== Source

Let $k\ge 2\/$ be an integer
and $G\/$ be a graph of order $n\/$ with minimum degree at least $k$.
Assume $n \ge 8k-16\/$ for even $n\/$ and $n \ge 6k-13\/$ for odd $n\/$.
If the degree sum of each pair of nonadjacent vertices of $G\/$ is at
least $n$,
then for any given Hamiltonian cycle $C\/$ of $G\/$,
$G\/$ has a $[k,\:k+1]$-factor
containing $C\/$.
\end{abstract}

\smallskip
\centerline{{\small Submitted: December 15, 1997; Accepted: November 27,
1998.}}
\vspace{1cm}

MR Subject Number: {05C75}\hfill

Keywords: $[k,\,k+1]$-factor, Hamiltonian cycle, degree condition\hfill



\bigskip


\thispagestyle{empty} 
\section{Introduction}
All graphs under  consideration are undirected, finite and simple.
A graph $G\/$ consists of a non-empty set $V(G)\/$ of vertices
and a set $E(G)\/$ of edges.
For two vertices $x\/$ and $y\/$ of $G$,
let $xy\/$ and $yx\/$ denote an edge joining  $x\/$ to $y\/$.
Let $X\/$ be a subset of $V(G)\/$.

====
== Provided data

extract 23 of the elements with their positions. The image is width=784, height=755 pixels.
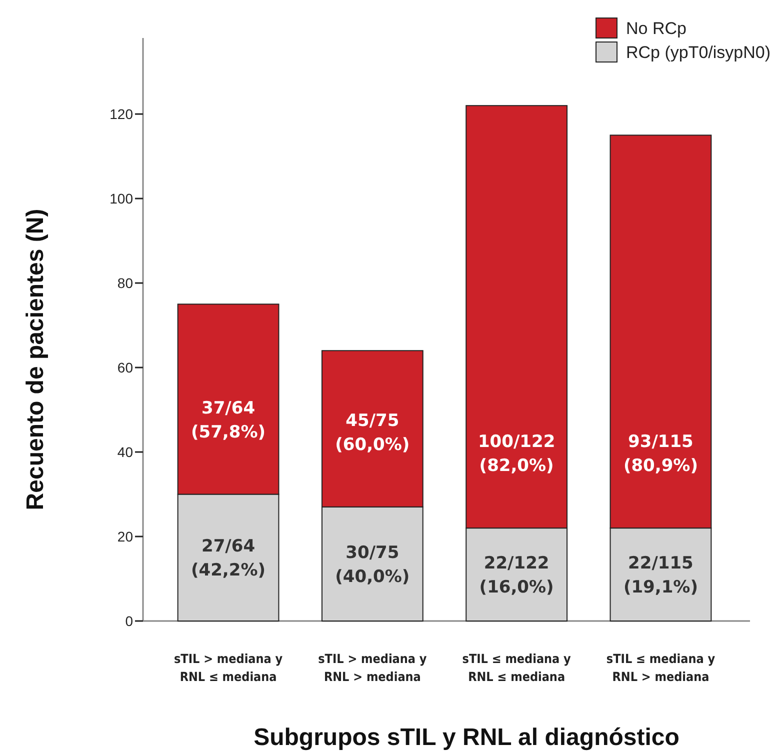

====
== Provided data

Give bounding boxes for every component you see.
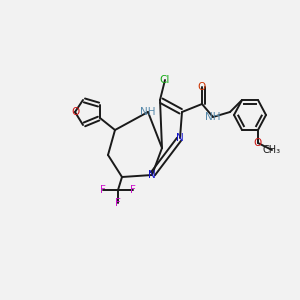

====

Problems and tasks
[a] In the [k, k+1]-factor paper, what lower bound on n is assumed when n is odd?
[b] Under what conditions does the [k, k+1]-factor paper guarantee that G has a [k, k+1]-factor containing a given Hamiltonian cycle C? Answer in one to three sentences.
[c] Could you continue the [k, k+1]-factor paper from the point where it stops?

Solved problems
[a] n ≥ 6k − 13

[b] The integer k must be at least 2, and G must have minimum degree at least k, with order n ≥ 8k − 16 for even n or n ≥ 6k − 13 for odd n. If, in addition, every pair of nonadjacent vertices has degree sum at least n, then G has a [k, k+1]-factor containing any given Hamiltonian cycle C.

[c]
We write $G[X]\/$ for the
subgraph of $G\/$ induced by $X\/$, and define
$\overline{X}:=V(G)\setminus X\/$.
The subset $X\/$ is said to be {\em independent \/} if no two vertices
of $X\/$ are adjacent in $G$.
Sometimes $x\/$ is used for a singleton $\{x\}\/$.
For a vertex $x\/$ of $G\/$,
we denote by $d_G(x)\/$  the degree of $x\/$ in
$G\/$, that is, the number of edges of $G\/$ incident with $x\/$.
We denote by $\delta (G)$ the minimum degree of $G$.
For integers $a\/$ and $b$, $0\ \leq a \leq b \/$,
an {\em $[a,\:b]$-factor} of $G\/$ is defined to be a
spanning subgraph $F\/$ of $G\/$ such that
$$
a \leq d_F(x) \leq b \quad\mbox{for all }\, x\in V(G)\/,
$$
\noindent and an $[a,\:a]$-factor is abbreviated to an {\em $a$-factor}.
A subset $M\/$ of $E(G)\/$ is called a {\em matching} if no two edges of
$M\/$ are adjacent in $G\/$.
For two graphs $H\/$ and $K$,
the {\em union} $H \cup K\/$ is the graph with vertex set $V(H) \cup
V(K)\/$ and
edge set $E(H) \cup E(K)\/$,
and the {\em join} $H+K\/$ is the graph with vertex set $V(H) \cup V(K)\/$
and edge set
$E(H) \cup E(K) \cup \{xy~|~ x \in V(H) ~~ \mbox{and}~~ y \in V(K)\}$.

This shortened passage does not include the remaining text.